> **Task description**: All lines in which the word "亲爱的先生" occurs are to be extracted.

[Raw records]
-*-*-
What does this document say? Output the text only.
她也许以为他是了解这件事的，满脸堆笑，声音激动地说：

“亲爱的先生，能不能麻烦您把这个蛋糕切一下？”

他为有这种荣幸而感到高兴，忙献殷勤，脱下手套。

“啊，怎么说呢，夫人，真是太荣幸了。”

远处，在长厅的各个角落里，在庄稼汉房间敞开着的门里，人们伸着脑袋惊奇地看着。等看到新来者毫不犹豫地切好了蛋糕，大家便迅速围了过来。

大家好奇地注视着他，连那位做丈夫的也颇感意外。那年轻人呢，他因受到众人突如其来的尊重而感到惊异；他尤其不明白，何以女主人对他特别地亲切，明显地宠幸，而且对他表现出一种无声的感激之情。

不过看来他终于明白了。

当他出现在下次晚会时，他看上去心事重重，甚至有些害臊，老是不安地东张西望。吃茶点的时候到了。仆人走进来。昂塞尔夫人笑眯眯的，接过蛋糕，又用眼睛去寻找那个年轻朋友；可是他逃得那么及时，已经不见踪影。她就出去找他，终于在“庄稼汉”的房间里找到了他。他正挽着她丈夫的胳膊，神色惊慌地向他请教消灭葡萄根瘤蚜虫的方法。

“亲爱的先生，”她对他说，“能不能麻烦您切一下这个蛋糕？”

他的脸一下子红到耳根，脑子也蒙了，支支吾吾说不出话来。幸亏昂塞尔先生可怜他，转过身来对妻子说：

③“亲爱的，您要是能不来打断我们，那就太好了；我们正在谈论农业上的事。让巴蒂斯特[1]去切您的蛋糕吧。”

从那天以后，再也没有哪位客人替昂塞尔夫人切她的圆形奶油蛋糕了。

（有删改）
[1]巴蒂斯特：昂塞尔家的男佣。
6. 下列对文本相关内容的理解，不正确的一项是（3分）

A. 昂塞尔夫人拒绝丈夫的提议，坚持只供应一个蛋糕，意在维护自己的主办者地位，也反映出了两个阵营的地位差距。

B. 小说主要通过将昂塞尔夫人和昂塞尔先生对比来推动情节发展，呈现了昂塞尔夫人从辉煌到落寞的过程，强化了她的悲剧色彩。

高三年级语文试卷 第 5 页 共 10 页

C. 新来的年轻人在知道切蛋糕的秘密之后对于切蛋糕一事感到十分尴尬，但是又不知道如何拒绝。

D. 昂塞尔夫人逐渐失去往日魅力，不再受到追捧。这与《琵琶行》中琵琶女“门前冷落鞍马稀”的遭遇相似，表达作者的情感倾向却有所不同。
-*-*-
> **The result**:
“亲爱的先生，能不能麻烦您把这个蛋糕切一下？”
“亲爱的先生，”她对他说，“能不能麻烦您切一下这个蛋糕？”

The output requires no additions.